# WRITTEN INSTRUCTION
Convert the material into a JSON list of strings, with one string per line and any blank lines omitted.

[Data extracted from a collection]

^^^^^^^^^^^^^^^^

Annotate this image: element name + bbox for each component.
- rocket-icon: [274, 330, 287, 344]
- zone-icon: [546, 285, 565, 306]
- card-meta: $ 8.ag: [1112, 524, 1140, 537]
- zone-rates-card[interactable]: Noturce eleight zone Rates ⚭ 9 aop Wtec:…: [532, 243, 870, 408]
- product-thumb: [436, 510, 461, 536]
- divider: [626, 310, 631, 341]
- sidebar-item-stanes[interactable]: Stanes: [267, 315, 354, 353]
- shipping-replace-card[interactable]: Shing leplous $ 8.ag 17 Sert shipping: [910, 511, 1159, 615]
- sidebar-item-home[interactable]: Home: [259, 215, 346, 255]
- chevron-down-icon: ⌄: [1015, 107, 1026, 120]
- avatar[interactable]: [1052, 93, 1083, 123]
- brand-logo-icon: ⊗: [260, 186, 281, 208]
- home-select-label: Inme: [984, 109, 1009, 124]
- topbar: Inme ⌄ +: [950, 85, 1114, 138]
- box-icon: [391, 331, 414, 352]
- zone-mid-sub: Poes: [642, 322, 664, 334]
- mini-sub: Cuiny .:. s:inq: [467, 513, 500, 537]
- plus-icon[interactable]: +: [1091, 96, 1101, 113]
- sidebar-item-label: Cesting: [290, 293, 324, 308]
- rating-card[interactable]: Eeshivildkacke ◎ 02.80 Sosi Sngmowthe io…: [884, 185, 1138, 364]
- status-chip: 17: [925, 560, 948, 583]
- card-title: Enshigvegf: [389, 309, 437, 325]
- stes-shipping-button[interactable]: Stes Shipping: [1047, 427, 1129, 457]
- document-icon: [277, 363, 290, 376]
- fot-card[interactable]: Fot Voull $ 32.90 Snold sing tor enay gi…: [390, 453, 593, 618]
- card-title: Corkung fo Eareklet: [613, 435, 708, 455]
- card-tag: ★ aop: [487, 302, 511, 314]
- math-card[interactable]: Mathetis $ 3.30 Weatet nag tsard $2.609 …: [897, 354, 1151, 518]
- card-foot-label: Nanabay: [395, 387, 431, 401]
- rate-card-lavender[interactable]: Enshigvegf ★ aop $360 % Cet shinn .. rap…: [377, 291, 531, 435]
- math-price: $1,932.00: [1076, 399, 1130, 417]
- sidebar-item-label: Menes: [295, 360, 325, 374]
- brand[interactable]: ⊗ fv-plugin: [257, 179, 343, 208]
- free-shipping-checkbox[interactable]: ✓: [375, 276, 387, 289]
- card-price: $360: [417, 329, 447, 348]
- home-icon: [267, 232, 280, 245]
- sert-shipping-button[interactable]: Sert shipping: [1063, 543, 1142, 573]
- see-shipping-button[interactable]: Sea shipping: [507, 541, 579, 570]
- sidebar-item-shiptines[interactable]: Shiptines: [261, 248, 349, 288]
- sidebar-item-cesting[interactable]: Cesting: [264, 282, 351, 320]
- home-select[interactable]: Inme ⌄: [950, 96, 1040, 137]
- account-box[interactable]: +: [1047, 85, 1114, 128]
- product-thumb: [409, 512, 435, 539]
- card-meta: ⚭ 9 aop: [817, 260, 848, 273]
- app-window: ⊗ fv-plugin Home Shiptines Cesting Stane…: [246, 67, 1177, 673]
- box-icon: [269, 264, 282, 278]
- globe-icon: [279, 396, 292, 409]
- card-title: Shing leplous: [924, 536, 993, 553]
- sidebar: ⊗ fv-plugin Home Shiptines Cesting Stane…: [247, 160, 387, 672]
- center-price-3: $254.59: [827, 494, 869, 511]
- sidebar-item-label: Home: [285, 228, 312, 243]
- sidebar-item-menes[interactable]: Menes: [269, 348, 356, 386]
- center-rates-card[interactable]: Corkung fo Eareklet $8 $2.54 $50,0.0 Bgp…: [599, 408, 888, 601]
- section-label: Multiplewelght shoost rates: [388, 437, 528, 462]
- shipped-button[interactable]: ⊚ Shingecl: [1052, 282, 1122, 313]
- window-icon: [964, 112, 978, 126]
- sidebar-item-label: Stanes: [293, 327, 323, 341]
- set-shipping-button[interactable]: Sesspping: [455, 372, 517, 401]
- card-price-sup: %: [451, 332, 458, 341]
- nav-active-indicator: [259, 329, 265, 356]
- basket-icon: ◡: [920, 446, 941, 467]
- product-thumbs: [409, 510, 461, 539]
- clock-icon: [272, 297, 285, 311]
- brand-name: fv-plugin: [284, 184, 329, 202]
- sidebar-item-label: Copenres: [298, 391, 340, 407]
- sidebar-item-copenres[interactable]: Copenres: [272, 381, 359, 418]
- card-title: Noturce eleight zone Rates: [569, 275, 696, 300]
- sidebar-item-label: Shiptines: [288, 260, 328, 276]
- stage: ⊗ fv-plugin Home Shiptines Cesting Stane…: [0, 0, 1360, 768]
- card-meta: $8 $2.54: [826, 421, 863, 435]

^^^^^^^^^^^^^^^^

# THE COMPLETED TASK
[
  "Annotate this image: element name + bbox for each component.",
  "- rocket-icon: [274, 330, 287, 344]",
  "- zone-icon: [546, 285, 565, 306]",
  "- card-meta: $ 8.ag: [1112, 524, 1140, 537]",
  "- zone-rates-card[interactable]: Noturce eleight zone Rates ⚭ 9 aop Wtec:…: [532, 243, 870, 408]",
  "- product-thumb: [436, 510, 461, 536]",
  "- divider: [626, 310, 631, 341]",
  "- sidebar-item-stanes[interactable]: Stanes: [267, 315, 354, 353]",
  "- shipping-replace-card[interactable]: Shing leplous $ 8.ag 17 Sert shipping: [910, 511, 1159, 615]",
  "- sidebar-item-home[interactable]: Home: [259, 215, 346, 255]",
  "- chevron-down-icon: ⌄: [1015, 107, 1026, 120]",
  "- avatar[interactable]: [1052, 93, 1083, 123]",
  "- brand-logo-icon: ⊗: [260, 186, 281, 208]",
  "- home-select-label: Inme: [984, 109, 1009, 124]",
  "- topbar: Inme ⌄ +: [950, 85, 1114, 138]",
  "- box-icon: [391, 331, 414, 352]",
  "- zone-mid-sub: Poes: [642, 322, 664, 334]",
  "- mini-sub: Cuiny .:. s:inq: [467, 513, 500, 537]",
  "- plus-icon[interactable]: +: [1091, 96, 1101, 113]",
  "- sidebar-item-label: Cesting: [290, 293, 324, 308]",
  "- rating-card[interactable]: Eeshivildkacke ◎ 02.80 Sosi Sngmowthe io…: [884, 185, 1138, 364]",
  "- status-chip: 17: [925, 560, 948, 583]",
  "- card-title: Enshigvegf: [389, 309, 437, 325]",
  "- stes-shipping-button[interactable]: Stes Shipping: [1047, 427, 1129, 457]",
  "- document-icon: [277, 363, 290, 376]",
  "- fot-card[interactable]: Fot Voull $ 32.90 Snold sing tor enay gi…: [390, 453, 593, 618]",
  "- card-title: Corkung fo Eareklet: [613, 435, 708, 455]",
  "- card-tag: ★ aop: [487, 302, 511, 314]",
  "- math-card[interactable]: Mathetis $ 3.30 Weatet nag tsard $2.609 …: [897, 354, 1151, 518]",
  "- card-foot-label: Nanabay: [395, 387, 431, 401]",
  "- rate-card-lavender[interactable]: Enshigvegf ★ aop $360 % Cet shinn .. rap…: [377, 291, 531, 435]",
  "- math-price: $1,932.00: [1076, 399, 1130, 417]",
  "- sidebar-item-label: Menes: [295, 360, 325, 374]",
  "- brand[interactable]: ⊗ fv-plugin: [257, 179, 343, 208]",
  "- free-shipping-checkbox[interactable]: ✓: [375, 276, 387, 289]",
  "- card-price: $360: [417, 329, 447, 348]",
  "- home-icon: [267, 232, 280, 245]",
  "- sert-shipping-button[interactable]: Sert shipping: [1063, 543, 1142, 573]",
  "- see-shipping-button[interactable]: Sea shipping: [507, 541, 579, 570]",
  "- sidebar-item-shiptines[interactable]: Shiptines: [261, 248, 349, 288]",
  "- sidebar-item-cesting[interactable]: Cesting: [264, 282, 351, 320]",
  "- home-select[interactable]: Inme ⌄: [950, 96, 1040, 137]",
  "- account-box[interactable]: +: [1047, 85, 1114, 128]",
  "- product-thumb: [409, 512, 435, 539]",
  "- card-meta: ⚭ 9 aop: [817, 260, 848, 273]",
  "- app-window: ⊗ fv-plugin Home Shiptines Cesting Stane…: [246, 67, 1177, 673]",
  "- box-icon: [269, 264, 282, 278]",
  "- globe-icon: [279, 396, 292, 409]",
  "- card-title: Shing leplous: [924, 536, 993, 553]",
  "- sidebar: ⊗ fv-plugin Home Shiptines Cesting Stane…: [247, 160, 387, 672]",
  "- center-price-3: $254.59: [827, 494, 869, 511]",
  "- sidebar-item-label: Home: [285, 228, 312, 243]",
  "- sidebar-item-menes[interactable]: Menes: [269, 348, 356, 386]",
  "- center-rates-card[interactable]: Corkung fo Eareklet $8 $2.54 $50,0.0 Bgp…: [599, 408, 888, 601]",
  "- section-label: Multiplewelght shoost rates: [388, 437, 528, 462]",
  "- shipped-button[interactable]: ⊚ Shingecl: [1052, 282, 1122, 313]",
  "- window-icon: [964, 112, 978, 126]",
  "- sidebar-item-label: Stanes: [293, 327, 323, 341]",
  "- set-shipping-button[interactable]: Sesspping: [455, 372, 517, 401]",
  "- card-price-sup: %: [451, 332, 458, 341]",
  "- nav-active-indicator: [259, 329, 265, 356]",
  "- basket-icon: ◡: [920, 446, 941, 467]",
  "- product-thumbs: [409, 510, 461, 539]",
  "- clock-icon: [272, 297, 285, 311]",
  "- brand-name: fv-plugin: [284, 184, 329, 202]",
  "- sidebar-item-label: Copenres: [298, 391, 340, 407]",
  "- sidebar-item-copenres[interactable]: Copenres: [272, 381, 359, 418]",
  "- card-title: Noturce eleight zone Rates: [569, 275, 696, 300]",
  "- sidebar-item-label: Shiptines: [288, 260, 328, 276]",
  "- stage: ⊗ fv-plugin Home Shiptines Cesting Stane…: [0, 0, 1360, 768]",
  "- card-meta: $8 $2.54: [826, 421, 863, 435]"
]